> **Task description**
Take each line of the listing that has the string "Siempre" and report it.

> **Stored data**
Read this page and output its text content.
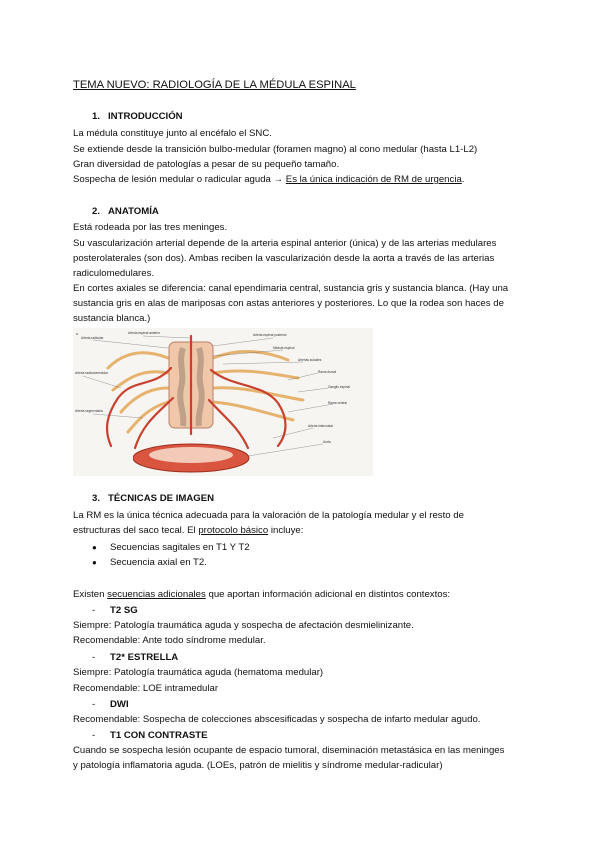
TEMA NUEVO: RADIOLOGÍA DE LA MÉDULA ESPINAL
1. INTRODUCCIÓN
La médula constituye junto al encéfalo el SNC.
Se extiende desde la transición bulbo-medular (foramen magno) al cono medular (hasta L1-L2)
Gran diversidad de patologías a pesar de su pequeño tamaño.
Sospecha de lesión medular o radicular aguda → Es la única indicación de RM de urgencia.
2. ANATOMÍA
Está rodeada por las tres meninges.
Su vascularización arterial depende de la arteria espinal anterior (única) y de las arterias medulares
posterolaterales (son dos). Ambas reciben la vascularización desde la aorta a través de las arterias
radiculomedulares.
En cortes axiales se diferencia: canal ependimaria central, sustancia gris y sustancia blanca. (Hay una
sustancia gris en alas de mariposas con astas anteriores y posteriores. Lo que la rodea son haces de
sustancia blanca.)
a
Arteria radicular
Arteria espinal anterior	Arteria espinal posterior
Médula espinal
Arterias sulcales
Rama dorsal
Ganglio espinal
Rama ventral
Arteria radiculomedular
Arteria segmentaria
Arteria intercostal
Aorta
3. TÉCNICAS DE IMAGEN
La RM es la única técnica adecuada para la valoración de la patología medular y el resto de
estructuras del saco tecal. El protocolo básico incluye:
● Secuencias sagitales en T1 Y T2
● Secuencia axial en T2.
Existen secuencias adicionales que aportan información adicional en distintos contextos:
- T2 SG
Siempre: Patología traumática aguda y sospecha de afectación desmielinizante.
Recomendable: Ante todo síndrome medular.
- T2* ESTRELLA
Siempre: Patología traumática aguda (hematoma medular)
Recomendable: LOE intramedular
- DWI
Recomendable: Sospecha de colecciones abscesificadas y sospecha de infarto medular agudo.
- T1 CON CONTRASTE
Cuando se sospecha lesión ocupante de espacio tumoral, diseminación metastásica en las meninges
y patología inflamatoria aguda. (LOEs, patrón de mielitis y síndrome medular-radicular)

> **Answer to the problem**
Siempre: Patología traumática aguda y sospecha de afectación desmielinizante.
Siempre: Patología traumática aguda (hematoma medular)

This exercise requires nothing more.